*Requirement*. Look through the records below, and copy out every line that holds the string "幼年蓝蚁".

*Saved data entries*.
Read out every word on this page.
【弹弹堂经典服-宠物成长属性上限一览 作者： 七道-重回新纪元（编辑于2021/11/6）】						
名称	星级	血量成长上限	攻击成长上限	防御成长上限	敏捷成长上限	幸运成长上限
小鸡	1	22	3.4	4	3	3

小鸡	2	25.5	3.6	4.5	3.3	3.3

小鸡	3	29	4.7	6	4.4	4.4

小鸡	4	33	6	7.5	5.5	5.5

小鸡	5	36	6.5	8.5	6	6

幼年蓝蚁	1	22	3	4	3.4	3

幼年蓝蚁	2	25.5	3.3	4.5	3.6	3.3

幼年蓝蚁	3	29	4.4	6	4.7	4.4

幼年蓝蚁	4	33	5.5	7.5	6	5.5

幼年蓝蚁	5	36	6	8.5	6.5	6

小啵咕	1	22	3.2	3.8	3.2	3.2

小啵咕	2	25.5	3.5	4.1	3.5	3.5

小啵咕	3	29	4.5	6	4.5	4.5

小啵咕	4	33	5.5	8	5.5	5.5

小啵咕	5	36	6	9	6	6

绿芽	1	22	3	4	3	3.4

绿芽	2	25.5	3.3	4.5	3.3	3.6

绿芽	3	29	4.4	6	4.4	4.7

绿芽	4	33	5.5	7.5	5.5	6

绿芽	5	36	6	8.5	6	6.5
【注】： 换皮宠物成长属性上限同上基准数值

*Task result*.
幼年蓝蚁	1	22	3	4	3.4	3
幼年蓝蚁	2	25.5	3.3	4.5	3.6	3.3
幼年蓝蚁	3	29	4.4	6	4.7	4.4
幼年蓝蚁	4	33	5.5	7.5	6	5.5
幼年蓝蚁	5	36	6	8.5	6.5	6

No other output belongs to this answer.